____ Data provided

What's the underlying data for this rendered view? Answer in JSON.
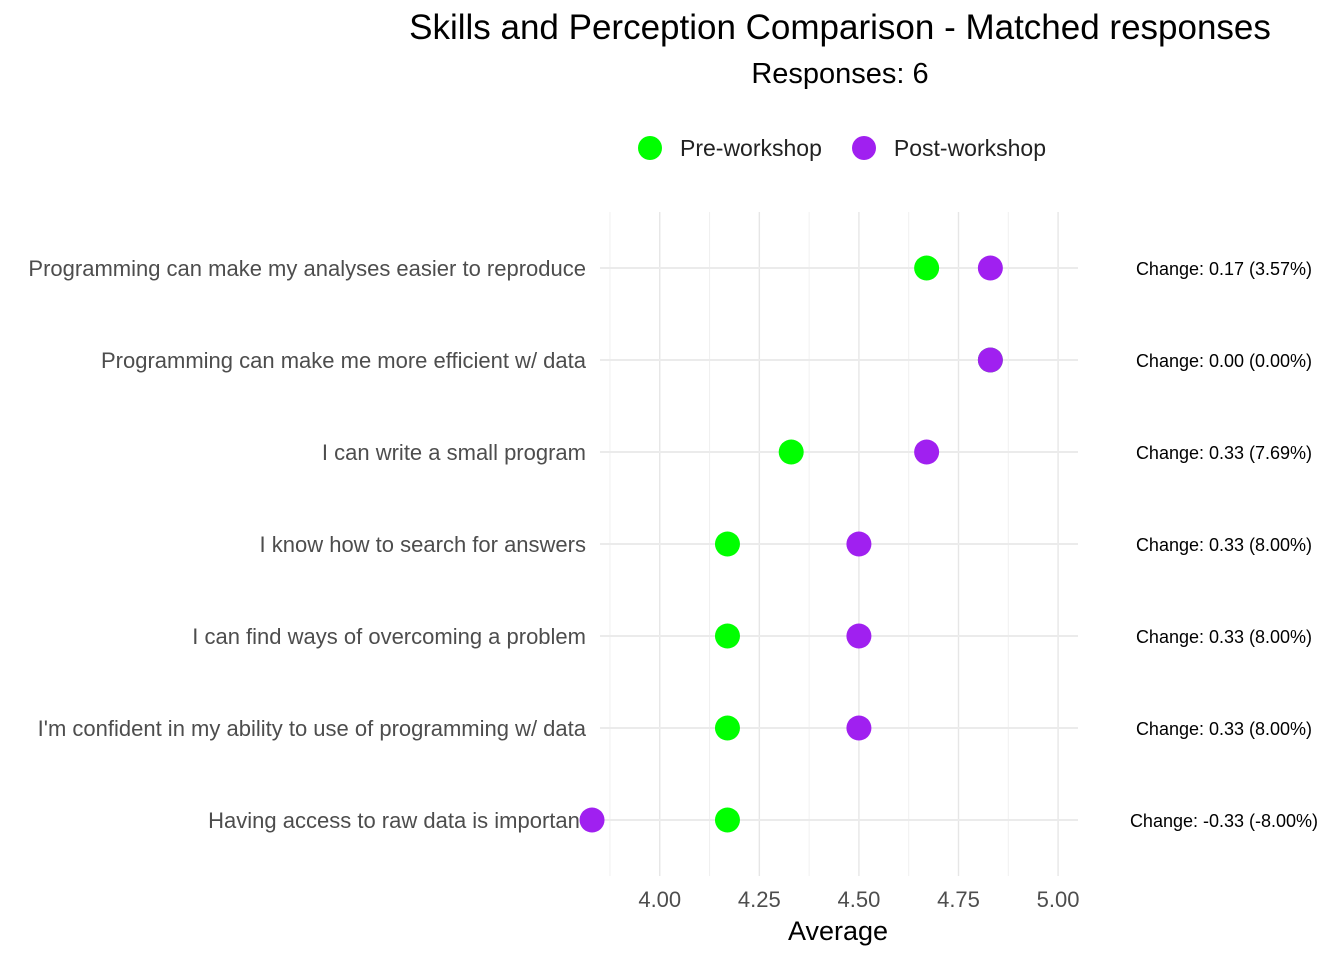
{
  "chart_data": {
    "type": "scatter",
    "title": "Skills and Perception Comparison - Matched responses",
    "subtitle": "Responses: 6",
    "xlabel": "Average",
    "ylabel": "",
    "xlim": [
      3.85,
      5.05
    ],
    "xticks": [
      "4.00",
      "4.25",
      "4.50",
      "4.75",
      "5.00"
    ],
    "grid": true,
    "legend_position": "top",
    "categories": [
      "Programming can make my analyses easier to reproduce",
      "Programming can make me more efficient w/ data",
      "I can write a small program",
      "I know how to search for answers",
      "I can find ways of overcoming a problem",
      "I'm confident in my ability to use of programming w/ data",
      "Having access to raw data is important"
    ],
    "series": [
      {
        "name": "Pre-workshop",
        "color": "#00ff00",
        "values": [
          4.67,
          4.83,
          4.33,
          4.17,
          4.17,
          4.17,
          4.17
        ]
      },
      {
        "name": "Post-workshop",
        "color": "#a020f0",
        "values": [
          4.83,
          4.83,
          4.67,
          4.5,
          4.5,
          4.5,
          3.83
        ]
      }
    ],
    "annotations": [
      "Change: 0.17 (3.57%)",
      "Change: 0.00 (0.00%)",
      "Change: 0.33 (7.69%)",
      "Change: 0.33 (8.00%)",
      "Change: 0.33 (8.00%)",
      "Change: 0.33 (8.00%)",
      "Change: -0.33 (-8.00%)"
    ]
  }
}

________

What to do: All the lines above are to be given again exactly as they read, with the pictures removed.

Task answer:
What's the underlying data for this rendered view? Answer in JSON.
{
  "chart_data": {
    "type": "scatter",
    "title": "Skills and Perception Comparison - Matched responses",
    "subtitle": "Responses: 6",
    "xlabel": "Average",
    "ylabel": "",
    "xlim": [
      3.85,
      5.05
    ],
    "xticks": [
      "4.00",
      "4.25",
      "4.50",
      "4.75",
      "5.00"
    ],
    "grid": true,
    "legend_position": "top",
    "categories": [
      "Programming can make my analyses easier to reproduce",
      "Programming can make me more efficient w/ data",
      "I can write a small program",
      "I know how to search for answers",
      "I can find ways of overcoming a problem",
      "I'm confident in my ability to use of programming w/ data",
      "Having access to raw data is important"
    ],
    "series": [
      {
        "name": "Pre-workshop",
        "color": "#00ff00",
        "values": [
          4.67,
          4.83,
          4.33,
          4.17,
          4.17,
          4.17,
          4.17
        ]
      },
      {
        "name": "Post-workshop",
        "color": "#a020f0",
        "values": [
          4.83,
          4.83,
          4.67,
          4.5,
          4.5,
          4.5,
          3.83
        ]
      }
    ],
    "annotations": [
      "Change: 0.17 (3.57%)",
      "Change: 0.00 (0.00%)",
      "Change: 0.33 (7.69%)",
      "Change: 0.33 (8.00%)",
      "Change: 0.33 (8.00%)",
      "Change: 0.33 (8.00%)",
      "Change: -0.33 (-8.00%)"
    ]
  }
}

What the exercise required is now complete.